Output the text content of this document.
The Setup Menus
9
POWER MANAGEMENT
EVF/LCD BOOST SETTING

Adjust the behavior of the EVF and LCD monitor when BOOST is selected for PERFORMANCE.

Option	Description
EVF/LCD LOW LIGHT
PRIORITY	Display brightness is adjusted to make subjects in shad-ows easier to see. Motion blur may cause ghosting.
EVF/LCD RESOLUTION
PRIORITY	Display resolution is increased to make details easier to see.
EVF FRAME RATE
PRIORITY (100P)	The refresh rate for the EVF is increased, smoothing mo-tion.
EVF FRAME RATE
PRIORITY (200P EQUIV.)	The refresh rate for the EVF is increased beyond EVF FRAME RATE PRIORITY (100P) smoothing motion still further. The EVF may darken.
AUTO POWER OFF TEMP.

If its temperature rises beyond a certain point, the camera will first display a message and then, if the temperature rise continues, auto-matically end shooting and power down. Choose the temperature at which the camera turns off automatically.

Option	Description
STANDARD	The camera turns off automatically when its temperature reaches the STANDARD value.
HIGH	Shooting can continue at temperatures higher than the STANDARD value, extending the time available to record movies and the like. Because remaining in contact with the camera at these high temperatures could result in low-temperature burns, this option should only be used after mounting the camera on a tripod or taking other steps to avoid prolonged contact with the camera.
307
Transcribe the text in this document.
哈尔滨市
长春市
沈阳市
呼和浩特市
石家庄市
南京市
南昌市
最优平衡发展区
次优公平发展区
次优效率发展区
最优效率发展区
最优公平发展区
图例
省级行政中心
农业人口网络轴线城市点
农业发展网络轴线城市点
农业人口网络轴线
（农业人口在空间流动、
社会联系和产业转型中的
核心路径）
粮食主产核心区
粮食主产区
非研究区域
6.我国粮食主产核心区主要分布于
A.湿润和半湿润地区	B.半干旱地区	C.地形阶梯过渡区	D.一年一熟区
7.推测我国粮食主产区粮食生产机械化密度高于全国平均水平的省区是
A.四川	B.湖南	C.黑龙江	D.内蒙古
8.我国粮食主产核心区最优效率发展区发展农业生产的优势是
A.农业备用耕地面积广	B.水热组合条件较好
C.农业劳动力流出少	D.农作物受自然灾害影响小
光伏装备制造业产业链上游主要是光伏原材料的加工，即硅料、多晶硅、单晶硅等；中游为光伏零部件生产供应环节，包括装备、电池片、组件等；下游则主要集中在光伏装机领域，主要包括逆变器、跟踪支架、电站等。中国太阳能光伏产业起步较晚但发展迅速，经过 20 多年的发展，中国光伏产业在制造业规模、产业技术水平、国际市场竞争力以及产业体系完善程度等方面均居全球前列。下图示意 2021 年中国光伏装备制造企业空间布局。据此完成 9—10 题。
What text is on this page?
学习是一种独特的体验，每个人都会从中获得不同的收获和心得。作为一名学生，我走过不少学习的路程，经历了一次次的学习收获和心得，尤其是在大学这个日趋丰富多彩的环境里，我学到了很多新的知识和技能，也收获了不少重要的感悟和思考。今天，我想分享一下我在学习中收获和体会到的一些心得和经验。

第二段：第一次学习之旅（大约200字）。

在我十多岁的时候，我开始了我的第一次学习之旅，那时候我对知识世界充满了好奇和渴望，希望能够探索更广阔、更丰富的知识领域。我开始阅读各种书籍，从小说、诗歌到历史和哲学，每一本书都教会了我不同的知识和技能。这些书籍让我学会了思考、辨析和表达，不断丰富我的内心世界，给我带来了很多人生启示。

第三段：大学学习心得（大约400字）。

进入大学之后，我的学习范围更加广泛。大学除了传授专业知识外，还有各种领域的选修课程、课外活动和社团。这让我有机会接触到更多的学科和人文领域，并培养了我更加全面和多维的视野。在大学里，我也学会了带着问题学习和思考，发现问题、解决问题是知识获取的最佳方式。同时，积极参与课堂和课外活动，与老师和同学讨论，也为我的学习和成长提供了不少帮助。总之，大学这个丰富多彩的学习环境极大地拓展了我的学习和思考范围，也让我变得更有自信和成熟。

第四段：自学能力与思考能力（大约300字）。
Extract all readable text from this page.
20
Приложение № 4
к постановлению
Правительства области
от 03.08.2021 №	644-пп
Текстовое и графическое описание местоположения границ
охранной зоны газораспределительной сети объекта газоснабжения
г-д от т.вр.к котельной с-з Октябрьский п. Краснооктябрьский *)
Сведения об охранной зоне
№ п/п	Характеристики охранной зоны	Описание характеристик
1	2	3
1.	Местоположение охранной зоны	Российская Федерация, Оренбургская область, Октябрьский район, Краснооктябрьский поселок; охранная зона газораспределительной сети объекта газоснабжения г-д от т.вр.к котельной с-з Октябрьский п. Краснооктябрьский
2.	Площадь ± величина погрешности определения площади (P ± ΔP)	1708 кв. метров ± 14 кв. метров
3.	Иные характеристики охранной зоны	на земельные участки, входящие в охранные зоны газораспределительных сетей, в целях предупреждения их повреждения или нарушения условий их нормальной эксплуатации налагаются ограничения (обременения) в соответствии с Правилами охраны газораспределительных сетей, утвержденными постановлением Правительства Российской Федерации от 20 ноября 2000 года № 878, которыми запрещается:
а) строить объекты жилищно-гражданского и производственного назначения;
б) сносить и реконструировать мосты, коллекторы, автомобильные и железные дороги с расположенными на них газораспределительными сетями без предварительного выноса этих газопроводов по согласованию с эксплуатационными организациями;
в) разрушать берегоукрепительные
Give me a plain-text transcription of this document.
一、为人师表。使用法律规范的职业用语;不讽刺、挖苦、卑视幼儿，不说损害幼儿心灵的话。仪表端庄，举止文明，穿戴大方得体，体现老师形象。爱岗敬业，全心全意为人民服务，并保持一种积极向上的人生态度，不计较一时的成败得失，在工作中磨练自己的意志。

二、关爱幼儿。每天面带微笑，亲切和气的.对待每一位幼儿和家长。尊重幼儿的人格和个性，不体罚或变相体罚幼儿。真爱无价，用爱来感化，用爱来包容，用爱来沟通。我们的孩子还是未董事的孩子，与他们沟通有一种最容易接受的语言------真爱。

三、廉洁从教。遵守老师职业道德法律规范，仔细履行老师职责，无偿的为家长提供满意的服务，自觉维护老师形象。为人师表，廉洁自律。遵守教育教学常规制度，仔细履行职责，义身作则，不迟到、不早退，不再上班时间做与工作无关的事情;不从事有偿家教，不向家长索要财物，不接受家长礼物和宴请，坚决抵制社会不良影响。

☆ ☆ ☆ ☆ ☆

◆ TASK PROMPT ◆
Would you reproduce the material above in full, exactly as given?

◆ FINISHED EXERCISE ◆
Output the text content of this document.
The Setup Menus
9
POWER MANAGEMENT
EVF/LCD BOOST SETTING

Adjust the behavior of the EVF and LCD monitor when BOOST is selected for PERFORMANCE.

Option	Description
EVF/LCD LOW LIGHT
PRIORITY	Display brightness is adjusted to make subjects in shad-ows easier to see. Motion blur may cause ghosting.
EVF/LCD RESOLUTION
PRIORITY	Display resolution is increased to make details easier to see.
EVF FRAME RATE
PRIORITY (100P)	The refresh rate for the EVF is increased, smoothing mo-tion.
EVF FRAME RATE
PRIORITY (200P EQUIV.)	The refresh rate for the EVF is increased beyond EVF FRAME RATE PRIORITY (100P) smoothing motion still further. The EVF may darken.
AUTO POWER OFF TEMP.

If its temperature rises beyond a certain point, the camera will first display a message and then, if the temperature rise continues, auto-matically end shooting and power down. Choose the temperature at which the camera turns off automatically.

Option	Description
STANDARD	The camera turns off automatically when its temperature reaches the STANDARD value.
HIGH	Shooting can continue at temperatures higher than the STANDARD value, extending the time available to record movies and the like. Because remaining in contact with the camera at these high temperatures could result in low-temperature burns, this option should only be used after mounting the camera on a tripod or taking other steps to avoid prolonged contact with the camera.
307
Transcribe the text in this document.
哈尔滨市
长春市
沈阳市
呼和浩特市
石家庄市
南京市
南昌市
最优平衡发展区
次优公平发展区
次优效率发展区
最优效率发展区
最优公平发展区
图例
省级行政中心
农业人口网络轴线城市点
农业发展网络轴线城市点
农业人口网络轴线
（农业人口在空间流动、
社会联系和产业转型中的
核心路径）
粮食主产核心区
粮食主产区
非研究区域
6.我国粮食主产核心区主要分布于
A.湿润和半湿润地区	B.半干旱地区	C.地形阶梯过渡区	D.一年一熟区
7.推测我国粮食主产区粮食生产机械化密度高于全国平均水平的省区是
A.四川	B.湖南	C.黑龙江	D.内蒙古
8.我国粮食主产核心区最优效率发展区发展农业生产的优势是
A.农业备用耕地面积广	B.水热组合条件较好
C.农业劳动力流出少	D.农作物受自然灾害影响小
光伏装备制造业产业链上游主要是光伏原材料的加工，即硅料、多晶硅、单晶硅等；中游为光伏零部件生产供应环节，包括装备、电池片、组件等；下游则主要集中在光伏装机领域，主要包括逆变器、跟踪支架、电站等。中国太阳能光伏产业起步较晚但发展迅速，经过 20 多年的发展，中国光伏产业在制造业规模、产业技术水平、国际市场竞争力以及产业体系完善程度等方面均居全球前列。下图示意 2021 年中国光伏装备制造企业空间布局。据此完成 9—10 题。
What text is on this page?
学习是一种独特的体验，每个人都会从中获得不同的收获和心得。作为一名学生，我走过不少学习的路程，经历了一次次的学习收获和心得，尤其是在大学这个日趋丰富多彩的环境里，我学到了很多新的知识和技能，也收获了不少重要的感悟和思考。今天，我想分享一下我在学习中收获和体会到的一些心得和经验。

第二段：第一次学习之旅（大约200字）。

在我十多岁的时候，我开始了我的第一次学习之旅，那时候我对知识世界充满了好奇和渴望，希望能够探索更广阔、更丰富的知识领域。我开始阅读各种书籍，从小说、诗歌到历史和哲学，每一本书都教会了我不同的知识和技能。这些书籍让我学会了思考、辨析和表达，不断丰富我的内心世界，给我带来了很多人生启示。

第三段：大学学习心得（大约400字）。

进入大学之后，我的学习范围更加广泛。大学除了传授专业知识外，还有各种领域的选修课程、课外活动和社团。这让我有机会接触到更多的学科和人文领域，并培养了我更加全面和多维的视野。在大学里，我也学会了带着问题学习和思考，发现问题、解决问题是知识获取的最佳方式。同时，积极参与课堂和课外活动，与老师和同学讨论，也为我的学习和成长提供了不少帮助。总之，大学这个丰富多彩的学习环境极大地拓展了我的学习和思考范围，也让我变得更有自信和成熟。

第四段：自学能力与思考能力（大约300字）。
Extract all readable text from this page.
20
Приложение № 4
к постановлению
Правительства области
от 03.08.2021 №	644-пп
Текстовое и графическое описание местоположения границ
охранной зоны газораспределительной сети объекта газоснабжения
г-д от т.вр.к котельной с-з Октябрьский п. Краснооктябрьский *)
Сведения об охранной зоне
№ п/п	Характеристики охранной зоны	Описание характеристик
1	2	3
1.	Местоположение охранной зоны	Российская Федерация, Оренбургская область, Октябрьский район, Краснооктябрьский поселок; охранная зона газораспределительной сети объекта газоснабжения г-д от т.вр.к котельной с-з Октябрьский п. Краснооктябрьский
2.	Площадь ± величина погрешности определения площади (P ± ΔP)	1708 кв. метров ± 14 кв. метров
3.	Иные характеристики охранной зоны	на земельные участки, входящие в охранные зоны газораспределительных сетей, в целях предупреждения их повреждения или нарушения условий их нормальной эксплуатации налагаются ограничения (обременения) в соответствии с Правилами охраны газораспределительных сетей, утвержденными постановлением Правительства Российской Федерации от 20 ноября 2000 года № 878, которыми запрещается:
а) строить объекты жилищно-гражданского и производственного назначения;
б) сносить и реконструировать мосты, коллекторы, автомобильные и железные дороги с расположенными на них газораспределительными сетями без предварительного выноса этих газопроводов по согласованию с эксплуатационными организациями;
в) разрушать берегоукрепительные
Give me a plain-text transcription of this document.
一、为人师表。使用法律规范的职业用语;不讽刺、挖苦、卑视幼儿，不说损害幼儿心灵的话。仪表端庄，举止文明，穿戴大方得体，体现老师形象。爱岗敬业，全心全意为人民服务，并保持一种积极向上的人生态度，不计较一时的成败得失，在工作中磨练自己的意志。

二、关爱幼儿。每天面带微笑，亲切和气的.对待每一位幼儿和家长。尊重幼儿的人格和个性，不体罚或变相体罚幼儿。真爱无价，用爱来感化，用爱来包容，用爱来沟通。我们的孩子还是未董事的孩子，与他们沟通有一种最容易接受的语言------真爱。

三、廉洁从教。遵守老师职业道德法律规范，仔细履行老师职责，无偿的为家长提供满意的服务，自觉维护老师形象。为人师表，廉洁自律。遵守教育教学常规制度，仔细履行职责，义身作则，不迟到、不早退，不再上班时间做与工作无关的事情;不从事有偿家教，不向家长索要财物，不接受家长礼物和宴请，坚决抵制社会不良影响。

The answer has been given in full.